**Given entries:**

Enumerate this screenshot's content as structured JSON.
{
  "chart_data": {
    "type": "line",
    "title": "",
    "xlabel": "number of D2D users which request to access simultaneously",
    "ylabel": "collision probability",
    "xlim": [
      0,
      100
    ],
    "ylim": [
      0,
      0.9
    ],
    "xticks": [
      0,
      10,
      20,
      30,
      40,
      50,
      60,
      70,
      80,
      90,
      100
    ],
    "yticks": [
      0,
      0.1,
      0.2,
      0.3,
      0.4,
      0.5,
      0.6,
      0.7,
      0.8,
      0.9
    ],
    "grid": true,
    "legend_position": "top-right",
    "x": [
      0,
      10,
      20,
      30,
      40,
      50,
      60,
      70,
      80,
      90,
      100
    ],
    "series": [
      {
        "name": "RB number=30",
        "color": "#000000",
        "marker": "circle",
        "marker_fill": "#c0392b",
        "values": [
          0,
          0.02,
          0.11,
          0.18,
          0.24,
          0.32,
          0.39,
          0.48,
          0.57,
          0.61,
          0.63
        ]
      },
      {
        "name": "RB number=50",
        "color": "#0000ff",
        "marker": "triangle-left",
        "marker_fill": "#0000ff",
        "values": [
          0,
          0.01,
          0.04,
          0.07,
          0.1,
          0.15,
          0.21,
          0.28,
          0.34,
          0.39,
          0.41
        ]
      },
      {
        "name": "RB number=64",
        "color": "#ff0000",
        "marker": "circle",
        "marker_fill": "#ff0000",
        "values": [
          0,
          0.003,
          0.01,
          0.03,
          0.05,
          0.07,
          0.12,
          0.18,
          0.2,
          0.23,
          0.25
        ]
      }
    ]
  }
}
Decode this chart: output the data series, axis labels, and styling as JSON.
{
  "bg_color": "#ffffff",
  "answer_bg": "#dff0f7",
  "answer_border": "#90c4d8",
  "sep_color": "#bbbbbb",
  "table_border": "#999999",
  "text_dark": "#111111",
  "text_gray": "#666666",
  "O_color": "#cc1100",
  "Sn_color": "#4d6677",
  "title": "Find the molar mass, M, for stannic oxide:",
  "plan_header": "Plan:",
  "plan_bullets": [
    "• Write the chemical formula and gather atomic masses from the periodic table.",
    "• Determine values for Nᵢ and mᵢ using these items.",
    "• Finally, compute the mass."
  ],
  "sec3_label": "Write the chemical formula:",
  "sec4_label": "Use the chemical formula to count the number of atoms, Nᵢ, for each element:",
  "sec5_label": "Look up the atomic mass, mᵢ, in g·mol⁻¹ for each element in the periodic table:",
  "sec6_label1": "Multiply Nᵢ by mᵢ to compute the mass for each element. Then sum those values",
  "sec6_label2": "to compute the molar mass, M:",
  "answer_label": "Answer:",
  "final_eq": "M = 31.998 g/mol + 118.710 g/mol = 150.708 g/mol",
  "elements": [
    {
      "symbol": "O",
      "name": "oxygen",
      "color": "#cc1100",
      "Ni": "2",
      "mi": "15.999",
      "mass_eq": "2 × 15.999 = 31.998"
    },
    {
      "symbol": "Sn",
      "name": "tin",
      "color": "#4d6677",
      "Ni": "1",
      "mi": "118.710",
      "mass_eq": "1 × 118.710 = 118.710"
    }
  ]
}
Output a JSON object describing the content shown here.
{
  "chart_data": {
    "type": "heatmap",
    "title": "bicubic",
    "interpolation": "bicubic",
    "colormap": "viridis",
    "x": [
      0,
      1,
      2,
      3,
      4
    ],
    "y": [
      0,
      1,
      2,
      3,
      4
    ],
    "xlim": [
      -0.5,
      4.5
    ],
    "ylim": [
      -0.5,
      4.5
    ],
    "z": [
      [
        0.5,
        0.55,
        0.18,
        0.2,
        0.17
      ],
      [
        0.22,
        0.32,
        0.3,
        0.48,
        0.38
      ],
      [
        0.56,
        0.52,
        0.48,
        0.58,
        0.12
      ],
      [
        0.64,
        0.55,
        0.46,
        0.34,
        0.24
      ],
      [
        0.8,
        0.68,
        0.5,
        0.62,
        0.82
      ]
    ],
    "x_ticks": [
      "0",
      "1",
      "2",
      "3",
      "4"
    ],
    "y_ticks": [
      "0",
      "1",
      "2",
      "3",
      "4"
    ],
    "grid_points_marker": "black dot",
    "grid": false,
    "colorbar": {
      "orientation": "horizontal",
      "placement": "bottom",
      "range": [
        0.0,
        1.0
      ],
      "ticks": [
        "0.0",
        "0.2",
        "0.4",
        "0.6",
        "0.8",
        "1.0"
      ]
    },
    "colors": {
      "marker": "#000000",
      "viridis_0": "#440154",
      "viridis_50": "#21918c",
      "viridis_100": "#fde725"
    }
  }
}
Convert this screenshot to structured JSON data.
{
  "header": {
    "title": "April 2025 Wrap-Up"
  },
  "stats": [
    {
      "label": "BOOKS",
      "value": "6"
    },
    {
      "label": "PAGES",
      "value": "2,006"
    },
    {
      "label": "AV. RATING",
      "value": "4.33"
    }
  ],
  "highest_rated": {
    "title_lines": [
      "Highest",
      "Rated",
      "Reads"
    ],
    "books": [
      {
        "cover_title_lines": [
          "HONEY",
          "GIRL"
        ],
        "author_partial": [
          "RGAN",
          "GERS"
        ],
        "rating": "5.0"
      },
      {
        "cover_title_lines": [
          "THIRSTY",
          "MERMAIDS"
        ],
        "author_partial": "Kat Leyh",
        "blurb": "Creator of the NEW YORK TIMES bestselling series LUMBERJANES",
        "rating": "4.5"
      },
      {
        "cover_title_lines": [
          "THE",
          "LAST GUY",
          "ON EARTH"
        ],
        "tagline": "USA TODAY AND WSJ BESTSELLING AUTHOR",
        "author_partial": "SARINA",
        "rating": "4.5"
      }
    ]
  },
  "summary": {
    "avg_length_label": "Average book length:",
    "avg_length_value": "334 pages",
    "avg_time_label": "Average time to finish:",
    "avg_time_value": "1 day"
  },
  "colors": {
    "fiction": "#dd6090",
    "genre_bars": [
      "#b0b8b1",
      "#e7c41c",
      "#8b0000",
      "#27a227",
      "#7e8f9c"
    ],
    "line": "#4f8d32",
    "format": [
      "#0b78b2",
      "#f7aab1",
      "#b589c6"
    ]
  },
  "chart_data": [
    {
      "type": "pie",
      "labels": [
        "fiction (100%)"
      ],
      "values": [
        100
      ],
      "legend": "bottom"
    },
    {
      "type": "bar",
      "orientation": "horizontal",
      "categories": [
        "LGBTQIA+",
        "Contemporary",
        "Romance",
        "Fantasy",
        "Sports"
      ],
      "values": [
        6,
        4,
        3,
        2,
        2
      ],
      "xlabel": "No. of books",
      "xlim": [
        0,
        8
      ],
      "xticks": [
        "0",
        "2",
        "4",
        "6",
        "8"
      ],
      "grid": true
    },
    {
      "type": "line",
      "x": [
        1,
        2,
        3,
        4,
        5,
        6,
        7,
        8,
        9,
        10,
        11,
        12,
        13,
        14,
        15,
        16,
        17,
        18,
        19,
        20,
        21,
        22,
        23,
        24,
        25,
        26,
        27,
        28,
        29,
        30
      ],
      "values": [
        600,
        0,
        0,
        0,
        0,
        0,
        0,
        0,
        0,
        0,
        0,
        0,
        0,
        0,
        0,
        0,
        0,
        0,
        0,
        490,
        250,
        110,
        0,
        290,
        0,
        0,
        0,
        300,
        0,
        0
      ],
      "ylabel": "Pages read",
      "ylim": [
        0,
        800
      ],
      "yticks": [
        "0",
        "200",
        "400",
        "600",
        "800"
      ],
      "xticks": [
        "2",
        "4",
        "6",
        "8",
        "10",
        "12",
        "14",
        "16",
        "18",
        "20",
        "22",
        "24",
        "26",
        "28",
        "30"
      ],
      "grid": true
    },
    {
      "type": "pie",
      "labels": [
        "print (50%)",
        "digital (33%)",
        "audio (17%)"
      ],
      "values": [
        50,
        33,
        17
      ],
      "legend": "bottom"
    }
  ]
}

**Problem description:**
Filter the records above for lines containing the word "periodic", and copy those lines.

**Answer to this exercise:**
    "• Write the chemical formula and gather atomic masses from the periodic table.",
  "sec5_label": "Look up the atomic mass, mᵢ, in g·mol⁻¹ for each element in the periodic table:",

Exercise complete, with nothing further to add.